Directions: Search the material below for the word "Linear". Copy every line that has it.

════

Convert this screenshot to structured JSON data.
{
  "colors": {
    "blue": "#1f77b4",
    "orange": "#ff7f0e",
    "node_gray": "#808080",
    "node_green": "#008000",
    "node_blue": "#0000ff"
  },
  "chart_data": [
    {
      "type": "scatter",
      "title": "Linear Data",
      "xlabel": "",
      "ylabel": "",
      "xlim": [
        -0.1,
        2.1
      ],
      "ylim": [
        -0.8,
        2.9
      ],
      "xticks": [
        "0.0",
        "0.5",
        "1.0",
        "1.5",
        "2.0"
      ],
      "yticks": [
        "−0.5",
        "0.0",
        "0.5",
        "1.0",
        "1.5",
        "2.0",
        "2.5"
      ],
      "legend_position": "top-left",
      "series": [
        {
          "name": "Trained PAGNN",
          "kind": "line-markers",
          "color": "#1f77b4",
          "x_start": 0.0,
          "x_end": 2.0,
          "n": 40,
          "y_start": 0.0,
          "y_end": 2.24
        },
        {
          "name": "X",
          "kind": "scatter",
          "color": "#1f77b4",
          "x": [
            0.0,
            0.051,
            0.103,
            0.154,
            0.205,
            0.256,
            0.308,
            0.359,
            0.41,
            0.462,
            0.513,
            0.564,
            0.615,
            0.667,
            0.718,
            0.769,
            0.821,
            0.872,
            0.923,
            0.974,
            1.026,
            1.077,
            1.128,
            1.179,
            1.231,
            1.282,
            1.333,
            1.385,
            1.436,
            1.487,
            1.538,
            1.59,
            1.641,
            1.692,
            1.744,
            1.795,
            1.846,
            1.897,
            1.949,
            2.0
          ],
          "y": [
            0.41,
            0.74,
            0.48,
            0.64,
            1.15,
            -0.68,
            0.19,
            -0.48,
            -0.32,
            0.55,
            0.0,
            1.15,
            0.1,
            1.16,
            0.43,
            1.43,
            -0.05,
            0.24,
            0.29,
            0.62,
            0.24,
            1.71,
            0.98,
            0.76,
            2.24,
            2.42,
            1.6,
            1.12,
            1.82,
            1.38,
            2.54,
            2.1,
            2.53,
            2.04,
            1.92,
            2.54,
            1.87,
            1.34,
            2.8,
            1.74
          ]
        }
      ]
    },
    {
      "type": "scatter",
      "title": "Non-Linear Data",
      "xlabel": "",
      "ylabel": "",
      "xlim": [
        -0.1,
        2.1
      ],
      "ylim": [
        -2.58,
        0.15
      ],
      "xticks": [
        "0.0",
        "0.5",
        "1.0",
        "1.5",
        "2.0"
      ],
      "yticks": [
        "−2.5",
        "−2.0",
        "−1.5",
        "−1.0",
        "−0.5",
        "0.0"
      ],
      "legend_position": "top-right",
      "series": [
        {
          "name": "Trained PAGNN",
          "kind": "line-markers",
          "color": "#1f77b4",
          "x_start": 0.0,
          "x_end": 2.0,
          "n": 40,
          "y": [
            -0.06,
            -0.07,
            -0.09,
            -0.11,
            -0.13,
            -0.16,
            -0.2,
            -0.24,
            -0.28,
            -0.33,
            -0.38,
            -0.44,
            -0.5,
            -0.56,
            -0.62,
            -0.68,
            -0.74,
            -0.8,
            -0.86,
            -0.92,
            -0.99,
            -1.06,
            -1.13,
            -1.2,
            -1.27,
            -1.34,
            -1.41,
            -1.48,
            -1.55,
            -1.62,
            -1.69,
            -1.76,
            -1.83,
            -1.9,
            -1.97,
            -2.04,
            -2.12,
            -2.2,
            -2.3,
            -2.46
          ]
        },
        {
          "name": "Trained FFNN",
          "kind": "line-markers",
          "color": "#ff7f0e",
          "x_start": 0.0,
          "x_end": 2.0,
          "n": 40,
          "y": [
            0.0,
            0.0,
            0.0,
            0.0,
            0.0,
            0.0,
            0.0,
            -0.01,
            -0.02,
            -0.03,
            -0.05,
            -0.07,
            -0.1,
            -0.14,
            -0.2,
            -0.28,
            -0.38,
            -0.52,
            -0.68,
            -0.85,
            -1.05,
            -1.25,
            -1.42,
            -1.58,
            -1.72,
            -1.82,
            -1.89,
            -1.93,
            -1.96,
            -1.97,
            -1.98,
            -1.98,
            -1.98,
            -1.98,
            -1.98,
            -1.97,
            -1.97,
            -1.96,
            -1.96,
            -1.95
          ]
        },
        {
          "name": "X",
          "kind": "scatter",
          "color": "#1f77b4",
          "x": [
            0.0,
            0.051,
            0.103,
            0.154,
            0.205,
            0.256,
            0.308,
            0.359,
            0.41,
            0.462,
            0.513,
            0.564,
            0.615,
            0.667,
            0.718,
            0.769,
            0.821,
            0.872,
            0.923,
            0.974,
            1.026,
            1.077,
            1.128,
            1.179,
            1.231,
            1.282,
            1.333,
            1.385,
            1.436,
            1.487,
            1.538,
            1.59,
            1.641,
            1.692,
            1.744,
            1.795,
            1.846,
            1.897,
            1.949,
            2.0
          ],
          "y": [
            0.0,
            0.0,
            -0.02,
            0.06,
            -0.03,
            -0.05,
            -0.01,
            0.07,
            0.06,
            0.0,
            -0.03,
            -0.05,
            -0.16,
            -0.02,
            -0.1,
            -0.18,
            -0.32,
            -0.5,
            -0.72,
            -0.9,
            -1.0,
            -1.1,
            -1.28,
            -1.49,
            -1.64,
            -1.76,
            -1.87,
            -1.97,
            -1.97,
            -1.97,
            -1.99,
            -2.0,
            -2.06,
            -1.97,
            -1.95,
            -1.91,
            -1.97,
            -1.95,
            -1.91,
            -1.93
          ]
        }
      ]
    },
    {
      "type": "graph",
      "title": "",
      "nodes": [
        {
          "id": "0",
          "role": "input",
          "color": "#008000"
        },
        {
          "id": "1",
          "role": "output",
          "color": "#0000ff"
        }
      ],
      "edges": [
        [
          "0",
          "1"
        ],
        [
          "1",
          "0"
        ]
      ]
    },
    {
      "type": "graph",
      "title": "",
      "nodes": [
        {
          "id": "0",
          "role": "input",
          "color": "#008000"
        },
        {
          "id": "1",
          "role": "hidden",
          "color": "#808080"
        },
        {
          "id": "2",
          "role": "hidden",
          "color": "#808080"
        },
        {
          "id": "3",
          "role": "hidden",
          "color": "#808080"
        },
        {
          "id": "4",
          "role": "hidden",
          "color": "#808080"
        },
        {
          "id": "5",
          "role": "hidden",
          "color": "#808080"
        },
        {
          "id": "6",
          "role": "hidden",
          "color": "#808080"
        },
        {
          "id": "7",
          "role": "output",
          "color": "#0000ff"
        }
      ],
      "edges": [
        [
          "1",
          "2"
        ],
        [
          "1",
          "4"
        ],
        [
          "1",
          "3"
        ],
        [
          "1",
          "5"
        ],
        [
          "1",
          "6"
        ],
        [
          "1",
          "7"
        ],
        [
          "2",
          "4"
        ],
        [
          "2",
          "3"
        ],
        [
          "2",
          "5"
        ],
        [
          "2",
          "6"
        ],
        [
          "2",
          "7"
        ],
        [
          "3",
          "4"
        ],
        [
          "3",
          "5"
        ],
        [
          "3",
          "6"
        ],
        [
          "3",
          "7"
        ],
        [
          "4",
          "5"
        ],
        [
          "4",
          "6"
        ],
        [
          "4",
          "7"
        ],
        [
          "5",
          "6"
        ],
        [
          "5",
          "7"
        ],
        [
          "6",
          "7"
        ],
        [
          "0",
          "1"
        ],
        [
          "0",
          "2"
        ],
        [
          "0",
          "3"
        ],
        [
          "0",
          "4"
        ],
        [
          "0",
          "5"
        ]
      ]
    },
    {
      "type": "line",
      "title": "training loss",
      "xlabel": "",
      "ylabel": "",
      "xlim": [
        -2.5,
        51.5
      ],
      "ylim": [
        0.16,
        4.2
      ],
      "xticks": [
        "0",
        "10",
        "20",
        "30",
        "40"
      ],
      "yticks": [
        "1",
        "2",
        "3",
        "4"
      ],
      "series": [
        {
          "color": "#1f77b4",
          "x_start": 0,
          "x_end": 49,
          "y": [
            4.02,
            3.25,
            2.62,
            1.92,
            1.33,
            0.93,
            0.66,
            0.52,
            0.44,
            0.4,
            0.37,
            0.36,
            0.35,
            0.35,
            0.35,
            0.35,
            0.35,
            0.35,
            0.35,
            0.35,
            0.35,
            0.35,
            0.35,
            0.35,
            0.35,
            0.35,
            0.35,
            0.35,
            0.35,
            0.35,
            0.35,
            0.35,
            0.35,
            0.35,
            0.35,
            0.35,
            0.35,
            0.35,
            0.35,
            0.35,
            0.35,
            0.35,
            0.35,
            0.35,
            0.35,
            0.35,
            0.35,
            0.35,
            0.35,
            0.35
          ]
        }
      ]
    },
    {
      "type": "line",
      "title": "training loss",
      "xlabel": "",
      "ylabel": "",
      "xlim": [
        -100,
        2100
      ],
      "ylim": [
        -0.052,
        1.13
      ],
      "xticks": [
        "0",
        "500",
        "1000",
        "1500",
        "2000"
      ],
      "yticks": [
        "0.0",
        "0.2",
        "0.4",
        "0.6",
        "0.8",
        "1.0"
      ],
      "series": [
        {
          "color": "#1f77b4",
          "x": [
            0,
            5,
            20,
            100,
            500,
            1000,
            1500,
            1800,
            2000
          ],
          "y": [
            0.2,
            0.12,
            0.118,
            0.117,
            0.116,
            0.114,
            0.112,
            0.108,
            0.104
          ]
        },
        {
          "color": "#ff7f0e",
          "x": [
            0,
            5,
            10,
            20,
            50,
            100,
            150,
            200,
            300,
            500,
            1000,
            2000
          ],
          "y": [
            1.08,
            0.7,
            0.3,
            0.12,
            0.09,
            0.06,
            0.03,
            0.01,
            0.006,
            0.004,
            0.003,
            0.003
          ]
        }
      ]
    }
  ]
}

════

The answer:
      "title": "Linear Data",
      "title": "Non-Linear Data",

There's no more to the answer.